■ **What to produce**: Copy out every line that contains the word "скорее".

■ **Records from a dataset**:
>>
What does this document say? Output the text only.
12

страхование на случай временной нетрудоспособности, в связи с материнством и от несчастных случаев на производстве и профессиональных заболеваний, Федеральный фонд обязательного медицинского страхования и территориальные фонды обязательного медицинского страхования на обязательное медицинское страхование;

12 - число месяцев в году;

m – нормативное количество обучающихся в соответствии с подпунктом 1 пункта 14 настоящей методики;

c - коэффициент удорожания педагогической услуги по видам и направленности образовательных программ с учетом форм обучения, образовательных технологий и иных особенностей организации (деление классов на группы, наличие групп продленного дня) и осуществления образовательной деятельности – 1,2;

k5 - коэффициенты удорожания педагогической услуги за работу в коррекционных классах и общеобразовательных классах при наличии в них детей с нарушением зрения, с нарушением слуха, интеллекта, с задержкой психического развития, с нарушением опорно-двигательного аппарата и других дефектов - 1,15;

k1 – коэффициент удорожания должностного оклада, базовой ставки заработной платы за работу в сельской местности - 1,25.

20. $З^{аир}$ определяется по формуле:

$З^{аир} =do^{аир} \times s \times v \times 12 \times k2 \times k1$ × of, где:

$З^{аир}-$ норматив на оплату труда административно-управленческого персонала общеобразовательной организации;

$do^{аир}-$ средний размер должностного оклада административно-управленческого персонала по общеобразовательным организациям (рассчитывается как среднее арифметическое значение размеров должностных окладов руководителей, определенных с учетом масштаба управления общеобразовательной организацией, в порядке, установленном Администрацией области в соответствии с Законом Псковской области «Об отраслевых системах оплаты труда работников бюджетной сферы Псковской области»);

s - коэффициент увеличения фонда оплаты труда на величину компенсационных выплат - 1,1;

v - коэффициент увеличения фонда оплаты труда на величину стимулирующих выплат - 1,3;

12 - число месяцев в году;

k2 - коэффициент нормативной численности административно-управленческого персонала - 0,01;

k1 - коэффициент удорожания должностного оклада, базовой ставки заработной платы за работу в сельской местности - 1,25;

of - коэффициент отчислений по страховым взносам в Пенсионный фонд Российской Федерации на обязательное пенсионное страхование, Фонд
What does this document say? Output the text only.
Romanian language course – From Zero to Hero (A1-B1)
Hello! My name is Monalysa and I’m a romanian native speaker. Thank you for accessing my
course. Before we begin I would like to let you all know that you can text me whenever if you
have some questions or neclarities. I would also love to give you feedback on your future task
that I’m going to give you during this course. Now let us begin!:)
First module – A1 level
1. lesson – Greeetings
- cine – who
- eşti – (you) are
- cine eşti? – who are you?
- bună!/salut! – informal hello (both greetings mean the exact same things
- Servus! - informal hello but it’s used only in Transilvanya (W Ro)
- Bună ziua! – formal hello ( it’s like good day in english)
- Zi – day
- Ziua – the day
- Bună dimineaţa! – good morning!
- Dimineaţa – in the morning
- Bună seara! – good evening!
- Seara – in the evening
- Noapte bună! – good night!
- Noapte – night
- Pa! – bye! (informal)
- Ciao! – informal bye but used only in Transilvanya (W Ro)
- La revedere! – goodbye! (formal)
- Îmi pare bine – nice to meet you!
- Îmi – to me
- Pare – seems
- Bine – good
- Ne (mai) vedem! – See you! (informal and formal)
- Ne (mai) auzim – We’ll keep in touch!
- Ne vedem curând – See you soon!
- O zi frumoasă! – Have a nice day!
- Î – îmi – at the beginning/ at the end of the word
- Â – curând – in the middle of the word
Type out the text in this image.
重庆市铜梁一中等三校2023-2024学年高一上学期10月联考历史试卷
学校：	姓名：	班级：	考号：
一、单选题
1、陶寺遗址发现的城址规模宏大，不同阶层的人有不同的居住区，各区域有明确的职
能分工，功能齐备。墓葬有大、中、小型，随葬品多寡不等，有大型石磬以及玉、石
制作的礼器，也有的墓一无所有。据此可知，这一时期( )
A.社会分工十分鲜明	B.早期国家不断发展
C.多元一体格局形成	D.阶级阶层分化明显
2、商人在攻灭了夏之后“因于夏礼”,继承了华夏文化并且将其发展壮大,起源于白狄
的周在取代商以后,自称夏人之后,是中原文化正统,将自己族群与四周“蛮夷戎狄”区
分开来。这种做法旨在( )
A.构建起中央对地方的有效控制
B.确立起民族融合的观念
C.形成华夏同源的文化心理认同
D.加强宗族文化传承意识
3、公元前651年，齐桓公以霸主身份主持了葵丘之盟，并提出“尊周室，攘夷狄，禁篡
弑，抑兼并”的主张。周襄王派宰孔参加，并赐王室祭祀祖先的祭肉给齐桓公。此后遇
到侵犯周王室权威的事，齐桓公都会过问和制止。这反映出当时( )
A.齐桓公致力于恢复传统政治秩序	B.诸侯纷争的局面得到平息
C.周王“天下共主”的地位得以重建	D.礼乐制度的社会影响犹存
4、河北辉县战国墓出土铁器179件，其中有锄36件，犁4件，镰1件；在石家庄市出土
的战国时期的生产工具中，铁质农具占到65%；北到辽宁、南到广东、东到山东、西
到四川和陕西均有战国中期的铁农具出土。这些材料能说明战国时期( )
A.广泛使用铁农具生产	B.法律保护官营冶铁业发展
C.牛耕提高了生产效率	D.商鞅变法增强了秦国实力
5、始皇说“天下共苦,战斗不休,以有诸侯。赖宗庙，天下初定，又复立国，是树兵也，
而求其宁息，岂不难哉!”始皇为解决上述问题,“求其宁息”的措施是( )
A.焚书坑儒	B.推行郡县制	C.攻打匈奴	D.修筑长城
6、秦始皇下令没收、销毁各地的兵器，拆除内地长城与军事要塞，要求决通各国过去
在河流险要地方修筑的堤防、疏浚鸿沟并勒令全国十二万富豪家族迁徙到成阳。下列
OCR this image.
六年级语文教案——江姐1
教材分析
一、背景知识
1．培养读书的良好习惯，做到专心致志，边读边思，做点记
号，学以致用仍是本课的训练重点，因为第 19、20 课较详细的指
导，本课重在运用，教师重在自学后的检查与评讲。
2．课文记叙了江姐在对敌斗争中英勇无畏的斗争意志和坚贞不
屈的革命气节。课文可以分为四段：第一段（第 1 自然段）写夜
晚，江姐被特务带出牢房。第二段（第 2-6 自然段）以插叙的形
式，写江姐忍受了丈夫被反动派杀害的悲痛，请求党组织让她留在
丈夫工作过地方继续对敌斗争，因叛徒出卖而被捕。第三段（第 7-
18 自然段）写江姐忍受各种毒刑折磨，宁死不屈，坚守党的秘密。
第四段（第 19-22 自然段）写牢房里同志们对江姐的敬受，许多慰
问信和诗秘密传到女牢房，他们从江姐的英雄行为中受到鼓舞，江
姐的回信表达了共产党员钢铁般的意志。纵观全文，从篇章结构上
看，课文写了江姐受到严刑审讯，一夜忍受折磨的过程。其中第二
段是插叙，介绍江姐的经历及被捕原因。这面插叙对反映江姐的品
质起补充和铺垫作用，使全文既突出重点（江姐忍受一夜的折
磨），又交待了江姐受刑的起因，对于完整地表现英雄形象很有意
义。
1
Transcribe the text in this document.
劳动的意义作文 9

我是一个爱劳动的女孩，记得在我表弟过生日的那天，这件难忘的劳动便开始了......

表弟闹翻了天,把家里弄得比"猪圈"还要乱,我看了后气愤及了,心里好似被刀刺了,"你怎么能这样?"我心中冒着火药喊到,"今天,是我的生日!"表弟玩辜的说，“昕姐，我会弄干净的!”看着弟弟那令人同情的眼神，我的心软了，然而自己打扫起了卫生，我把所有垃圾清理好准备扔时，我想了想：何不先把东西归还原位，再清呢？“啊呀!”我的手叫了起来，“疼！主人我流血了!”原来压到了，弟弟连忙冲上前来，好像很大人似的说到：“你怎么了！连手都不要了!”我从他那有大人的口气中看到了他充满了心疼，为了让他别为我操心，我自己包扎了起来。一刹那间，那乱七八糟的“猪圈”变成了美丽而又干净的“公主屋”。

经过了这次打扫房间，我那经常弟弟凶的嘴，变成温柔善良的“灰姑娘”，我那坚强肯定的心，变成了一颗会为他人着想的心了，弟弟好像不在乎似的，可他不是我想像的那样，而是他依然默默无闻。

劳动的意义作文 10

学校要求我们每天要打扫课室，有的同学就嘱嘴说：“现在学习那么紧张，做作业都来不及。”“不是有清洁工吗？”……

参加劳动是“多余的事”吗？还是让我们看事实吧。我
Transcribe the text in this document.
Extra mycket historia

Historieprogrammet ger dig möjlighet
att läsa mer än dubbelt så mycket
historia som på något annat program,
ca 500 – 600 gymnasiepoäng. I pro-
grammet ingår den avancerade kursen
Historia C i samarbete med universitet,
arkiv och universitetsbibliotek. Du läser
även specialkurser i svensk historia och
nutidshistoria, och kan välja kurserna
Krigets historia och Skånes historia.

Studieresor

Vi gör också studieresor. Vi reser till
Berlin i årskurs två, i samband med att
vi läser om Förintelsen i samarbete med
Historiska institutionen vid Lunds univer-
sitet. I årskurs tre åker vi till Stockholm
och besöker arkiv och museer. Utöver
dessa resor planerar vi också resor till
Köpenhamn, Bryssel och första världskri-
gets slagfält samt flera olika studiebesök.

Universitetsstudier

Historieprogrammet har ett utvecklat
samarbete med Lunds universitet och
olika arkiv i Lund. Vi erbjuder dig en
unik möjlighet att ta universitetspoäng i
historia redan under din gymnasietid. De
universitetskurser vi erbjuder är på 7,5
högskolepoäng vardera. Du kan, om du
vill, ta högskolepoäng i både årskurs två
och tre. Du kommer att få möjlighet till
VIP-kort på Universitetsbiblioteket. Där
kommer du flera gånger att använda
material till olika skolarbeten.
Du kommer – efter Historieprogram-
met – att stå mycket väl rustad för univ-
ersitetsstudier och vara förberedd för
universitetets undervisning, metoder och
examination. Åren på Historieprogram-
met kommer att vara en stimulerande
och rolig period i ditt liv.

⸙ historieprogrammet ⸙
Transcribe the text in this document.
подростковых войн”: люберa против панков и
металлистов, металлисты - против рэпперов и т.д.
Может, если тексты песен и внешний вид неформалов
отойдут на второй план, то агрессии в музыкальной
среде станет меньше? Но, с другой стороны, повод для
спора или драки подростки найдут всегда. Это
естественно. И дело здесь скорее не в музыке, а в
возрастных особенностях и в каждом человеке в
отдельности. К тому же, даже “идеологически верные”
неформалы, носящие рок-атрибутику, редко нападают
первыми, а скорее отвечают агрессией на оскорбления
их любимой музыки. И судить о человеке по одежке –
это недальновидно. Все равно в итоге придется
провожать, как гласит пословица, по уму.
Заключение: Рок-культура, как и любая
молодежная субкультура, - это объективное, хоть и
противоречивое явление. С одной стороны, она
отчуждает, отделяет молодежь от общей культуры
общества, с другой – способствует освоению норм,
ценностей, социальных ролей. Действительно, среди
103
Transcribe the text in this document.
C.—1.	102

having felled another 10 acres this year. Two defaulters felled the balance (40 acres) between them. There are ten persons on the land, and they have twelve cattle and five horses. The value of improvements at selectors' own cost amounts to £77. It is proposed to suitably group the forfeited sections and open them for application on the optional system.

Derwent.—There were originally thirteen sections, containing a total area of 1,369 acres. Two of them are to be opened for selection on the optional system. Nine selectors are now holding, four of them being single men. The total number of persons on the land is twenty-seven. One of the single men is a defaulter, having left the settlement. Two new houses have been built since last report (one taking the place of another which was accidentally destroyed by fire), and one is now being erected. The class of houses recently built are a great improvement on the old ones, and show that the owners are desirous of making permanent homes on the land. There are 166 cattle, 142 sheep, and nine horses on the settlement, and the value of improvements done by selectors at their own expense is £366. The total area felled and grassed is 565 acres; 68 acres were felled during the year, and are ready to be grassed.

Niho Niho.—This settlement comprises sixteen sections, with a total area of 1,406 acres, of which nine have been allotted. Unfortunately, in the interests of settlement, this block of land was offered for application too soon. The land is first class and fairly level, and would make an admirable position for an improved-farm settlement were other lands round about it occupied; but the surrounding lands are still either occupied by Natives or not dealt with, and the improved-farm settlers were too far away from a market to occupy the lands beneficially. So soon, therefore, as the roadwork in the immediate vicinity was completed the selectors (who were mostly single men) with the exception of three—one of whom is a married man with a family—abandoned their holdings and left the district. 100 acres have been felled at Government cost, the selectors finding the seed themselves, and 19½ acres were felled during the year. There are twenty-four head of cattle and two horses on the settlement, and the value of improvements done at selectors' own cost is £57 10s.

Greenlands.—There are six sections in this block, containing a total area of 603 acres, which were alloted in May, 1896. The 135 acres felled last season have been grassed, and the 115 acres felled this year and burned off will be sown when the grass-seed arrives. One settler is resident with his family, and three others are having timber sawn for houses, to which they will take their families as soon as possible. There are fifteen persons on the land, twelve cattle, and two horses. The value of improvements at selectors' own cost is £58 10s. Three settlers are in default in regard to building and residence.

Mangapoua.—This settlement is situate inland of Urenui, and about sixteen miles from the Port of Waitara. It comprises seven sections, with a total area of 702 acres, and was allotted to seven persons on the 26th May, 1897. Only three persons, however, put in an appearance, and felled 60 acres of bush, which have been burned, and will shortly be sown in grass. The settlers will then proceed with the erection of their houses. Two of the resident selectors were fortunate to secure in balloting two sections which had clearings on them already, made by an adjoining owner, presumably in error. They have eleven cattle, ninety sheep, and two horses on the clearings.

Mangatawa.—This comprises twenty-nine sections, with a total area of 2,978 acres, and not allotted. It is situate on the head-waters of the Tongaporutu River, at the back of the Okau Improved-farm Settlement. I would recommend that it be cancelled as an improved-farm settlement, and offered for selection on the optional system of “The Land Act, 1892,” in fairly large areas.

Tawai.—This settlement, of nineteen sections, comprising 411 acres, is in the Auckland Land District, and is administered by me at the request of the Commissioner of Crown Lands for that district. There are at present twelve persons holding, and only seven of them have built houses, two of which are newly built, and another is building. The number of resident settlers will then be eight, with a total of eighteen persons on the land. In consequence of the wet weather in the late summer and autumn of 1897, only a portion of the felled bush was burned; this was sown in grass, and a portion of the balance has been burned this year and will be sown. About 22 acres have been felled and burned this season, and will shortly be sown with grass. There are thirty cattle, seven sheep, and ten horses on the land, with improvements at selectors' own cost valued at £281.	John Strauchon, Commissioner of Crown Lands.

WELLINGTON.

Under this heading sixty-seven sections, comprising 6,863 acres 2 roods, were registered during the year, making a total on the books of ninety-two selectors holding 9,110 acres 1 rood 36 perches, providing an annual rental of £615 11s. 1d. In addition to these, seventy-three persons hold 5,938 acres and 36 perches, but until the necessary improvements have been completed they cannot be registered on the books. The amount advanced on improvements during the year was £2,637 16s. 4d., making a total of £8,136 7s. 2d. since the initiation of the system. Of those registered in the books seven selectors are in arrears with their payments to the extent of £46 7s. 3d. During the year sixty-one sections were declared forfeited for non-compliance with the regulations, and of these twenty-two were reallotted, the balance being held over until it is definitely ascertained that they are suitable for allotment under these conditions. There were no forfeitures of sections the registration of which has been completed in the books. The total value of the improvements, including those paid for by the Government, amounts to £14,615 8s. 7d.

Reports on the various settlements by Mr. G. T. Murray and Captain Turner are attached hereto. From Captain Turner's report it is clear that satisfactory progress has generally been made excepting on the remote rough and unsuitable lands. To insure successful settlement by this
<<
■ **Result for this exercise**:
естественно. И дело здесь скорее не в музыке, а в
первыми, а скорее отвечают агрессией на оскорбления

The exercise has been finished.